*WHAT TO DO:* Locate the lines where "marca" occurs and copy them as they stand.

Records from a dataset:
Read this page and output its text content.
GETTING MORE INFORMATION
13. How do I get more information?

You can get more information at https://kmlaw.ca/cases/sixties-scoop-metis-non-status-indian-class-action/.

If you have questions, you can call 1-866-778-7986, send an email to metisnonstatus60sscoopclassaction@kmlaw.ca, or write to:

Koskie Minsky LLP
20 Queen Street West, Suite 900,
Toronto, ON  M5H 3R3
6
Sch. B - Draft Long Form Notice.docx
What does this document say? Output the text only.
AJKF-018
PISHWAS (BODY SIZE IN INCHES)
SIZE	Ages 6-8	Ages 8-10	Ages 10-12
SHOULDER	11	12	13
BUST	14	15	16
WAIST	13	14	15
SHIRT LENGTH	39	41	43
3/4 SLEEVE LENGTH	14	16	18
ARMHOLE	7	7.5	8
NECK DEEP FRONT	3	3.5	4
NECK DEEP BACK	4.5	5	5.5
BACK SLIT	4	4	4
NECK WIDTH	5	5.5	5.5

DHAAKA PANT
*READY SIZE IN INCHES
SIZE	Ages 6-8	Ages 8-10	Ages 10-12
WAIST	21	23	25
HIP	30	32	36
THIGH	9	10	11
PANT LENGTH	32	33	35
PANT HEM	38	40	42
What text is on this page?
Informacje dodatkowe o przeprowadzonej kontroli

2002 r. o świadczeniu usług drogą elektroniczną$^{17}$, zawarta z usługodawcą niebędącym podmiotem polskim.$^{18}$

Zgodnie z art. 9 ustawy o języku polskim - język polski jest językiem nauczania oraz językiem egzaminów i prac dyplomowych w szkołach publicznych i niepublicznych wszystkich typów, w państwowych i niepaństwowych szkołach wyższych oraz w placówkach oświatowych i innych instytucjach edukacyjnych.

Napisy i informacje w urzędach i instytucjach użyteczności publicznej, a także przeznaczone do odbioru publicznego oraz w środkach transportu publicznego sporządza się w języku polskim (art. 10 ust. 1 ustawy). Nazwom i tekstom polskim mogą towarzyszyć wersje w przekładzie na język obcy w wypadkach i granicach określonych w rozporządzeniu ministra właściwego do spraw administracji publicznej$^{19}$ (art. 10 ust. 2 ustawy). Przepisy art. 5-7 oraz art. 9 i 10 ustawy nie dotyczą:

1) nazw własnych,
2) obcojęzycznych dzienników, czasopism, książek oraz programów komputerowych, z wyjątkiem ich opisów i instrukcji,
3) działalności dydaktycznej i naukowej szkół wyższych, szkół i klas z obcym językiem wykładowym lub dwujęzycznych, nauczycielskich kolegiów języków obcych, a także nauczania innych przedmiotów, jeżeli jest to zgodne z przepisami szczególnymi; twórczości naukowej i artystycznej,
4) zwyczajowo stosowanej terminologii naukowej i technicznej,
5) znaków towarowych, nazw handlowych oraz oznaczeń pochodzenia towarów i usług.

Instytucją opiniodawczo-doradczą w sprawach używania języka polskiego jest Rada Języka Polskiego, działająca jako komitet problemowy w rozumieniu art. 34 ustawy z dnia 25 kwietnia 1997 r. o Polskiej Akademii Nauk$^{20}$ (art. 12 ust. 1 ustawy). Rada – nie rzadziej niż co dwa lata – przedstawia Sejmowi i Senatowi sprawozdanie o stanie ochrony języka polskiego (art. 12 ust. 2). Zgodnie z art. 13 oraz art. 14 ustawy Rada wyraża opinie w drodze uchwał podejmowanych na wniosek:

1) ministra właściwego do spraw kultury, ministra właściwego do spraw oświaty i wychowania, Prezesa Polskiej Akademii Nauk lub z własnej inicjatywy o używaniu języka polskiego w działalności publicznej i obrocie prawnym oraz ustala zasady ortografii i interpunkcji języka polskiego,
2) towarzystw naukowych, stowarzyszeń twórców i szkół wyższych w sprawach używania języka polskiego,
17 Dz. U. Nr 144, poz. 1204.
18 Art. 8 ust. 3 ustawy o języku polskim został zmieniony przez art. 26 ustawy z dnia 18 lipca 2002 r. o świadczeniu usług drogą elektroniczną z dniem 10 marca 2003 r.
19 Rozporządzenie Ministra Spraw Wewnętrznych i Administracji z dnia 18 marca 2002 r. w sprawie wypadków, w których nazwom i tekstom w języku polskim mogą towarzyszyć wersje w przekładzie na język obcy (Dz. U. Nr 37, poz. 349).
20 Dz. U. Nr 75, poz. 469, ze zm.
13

*PROBLEM SOLUTION:*
18 Art. 8 ust. 3 ustawy o języku polskim został zmieniony przez art. 26 ustawy z dnia 18 lipca 2002 r. o świadczeniu usług drogą elektroniczną z dniem 10 marca 2003 r.
19 Rozporządzenie Ministra Spraw Wewnętrznych i Administracji z dnia 18 marca 2002 r. w sprawie wypadków, w których nazwom i tekstom w języku polskim mogą towarzyszyć wersje w przekładzie na język obcy (Dz. U. Nr 37, poz. 349).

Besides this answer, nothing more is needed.